**Your task**
The full set of entries below is to be returned unchanged.
-- Given data follows --
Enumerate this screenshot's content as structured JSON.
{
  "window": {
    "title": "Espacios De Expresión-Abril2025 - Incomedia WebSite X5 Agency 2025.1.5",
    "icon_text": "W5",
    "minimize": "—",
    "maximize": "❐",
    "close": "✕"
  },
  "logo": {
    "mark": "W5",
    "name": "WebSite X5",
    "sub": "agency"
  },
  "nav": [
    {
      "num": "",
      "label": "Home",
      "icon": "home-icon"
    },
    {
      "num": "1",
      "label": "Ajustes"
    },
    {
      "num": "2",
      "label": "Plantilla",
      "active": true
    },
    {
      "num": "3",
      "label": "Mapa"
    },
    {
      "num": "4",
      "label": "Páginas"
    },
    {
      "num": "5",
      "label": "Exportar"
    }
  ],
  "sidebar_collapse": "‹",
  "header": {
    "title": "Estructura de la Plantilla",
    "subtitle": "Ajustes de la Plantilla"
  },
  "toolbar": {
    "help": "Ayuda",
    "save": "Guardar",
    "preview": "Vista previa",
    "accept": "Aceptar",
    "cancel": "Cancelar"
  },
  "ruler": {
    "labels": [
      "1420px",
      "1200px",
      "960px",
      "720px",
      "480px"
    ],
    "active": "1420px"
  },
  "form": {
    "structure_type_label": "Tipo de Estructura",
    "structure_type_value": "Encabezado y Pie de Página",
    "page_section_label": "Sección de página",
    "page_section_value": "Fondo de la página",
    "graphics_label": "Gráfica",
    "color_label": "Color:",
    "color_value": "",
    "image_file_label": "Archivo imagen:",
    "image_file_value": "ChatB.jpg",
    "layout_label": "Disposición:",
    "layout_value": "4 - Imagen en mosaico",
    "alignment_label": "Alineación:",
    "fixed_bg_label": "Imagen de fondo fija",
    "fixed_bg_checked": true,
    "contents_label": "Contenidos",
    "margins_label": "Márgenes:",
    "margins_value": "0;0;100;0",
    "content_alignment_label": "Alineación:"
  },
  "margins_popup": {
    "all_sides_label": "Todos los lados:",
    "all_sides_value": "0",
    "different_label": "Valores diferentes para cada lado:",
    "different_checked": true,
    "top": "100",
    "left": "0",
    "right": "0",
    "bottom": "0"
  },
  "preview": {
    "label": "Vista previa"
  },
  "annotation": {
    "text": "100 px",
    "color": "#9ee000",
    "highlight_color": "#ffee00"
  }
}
-- Given data concluded --
**Solution**
Enumerate this screenshot's content as structured JSON.
{
  "window": {
    "title": "Espacios De Expresión-Abril2025 - Incomedia WebSite X5 Agency 2025.1.5",
    "icon_text": "W5",
    "minimize": "—",
    "maximize": "❐",
    "close": "✕"
  },
  "logo": {
    "mark": "W5",
    "name": "WebSite X5",
    "sub": "agency"
  },
  "nav": [
    {
      "num": "",
      "label": "Home",
      "icon": "home-icon"
    },
    {
      "num": "1",
      "label": "Ajustes"
    },
    {
      "num": "2",
      "label": "Plantilla",
      "active": true
    },
    {
      "num": "3",
      "label": "Mapa"
    },
    {
      "num": "4",
      "label": "Páginas"
    },
    {
      "num": "5",
      "label": "Exportar"
    }
  ],
  "sidebar_collapse": "‹",
  "header": {
    "title": "Estructura de la Plantilla",
    "subtitle": "Ajustes de la Plantilla"
  },
  "toolbar": {
    "help": "Ayuda",
    "save": "Guardar",
    "preview": "Vista previa",
    "accept": "Aceptar",
    "cancel": "Cancelar"
  },
  "ruler": {
    "labels": [
      "1420px",
      "1200px",
      "960px",
      "720px",
      "480px"
    ],
    "active": "1420px"
  },
  "form": {
    "structure_type_label": "Tipo de Estructura",
    "structure_type_value": "Encabezado y Pie de Página",
    "page_section_label": "Sección de página",
    "page_section_value": "Fondo de la página",
    "graphics_label": "Gráfica",
    "color_label": "Color:",
    "color_value": "",
    "image_file_label": "Archivo imagen:",
    "image_file_value": "ChatB.jpg",
    "layout_label": "Disposición:",
    "layout_value": "4 - Imagen en mosaico",
    "alignment_label": "Alineación:",
    "fixed_bg_label": "Imagen de fondo fija",
    "fixed_bg_checked": true,
    "contents_label": "Contenidos",
    "margins_label": "Márgenes:",
    "margins_value": "0;0;100;0",
    "content_alignment_label": "Alineación:"
  },
  "margins_popup": {
    "all_sides_label": "Todos los lados:",
    "all_sides_value": "0",
    "different_label": "Valores diferentes para cada lado:",
    "different_checked": true,
    "top": "100",
    "left": "0",
    "right": "0",
    "bottom": "0"
  },
  "preview": {
    "label": "Vista previa"
  },
  "annotation": {
    "text": "100 px",
    "color": "#9ee000",
    "highlight_color": "#ffee00"
  }
}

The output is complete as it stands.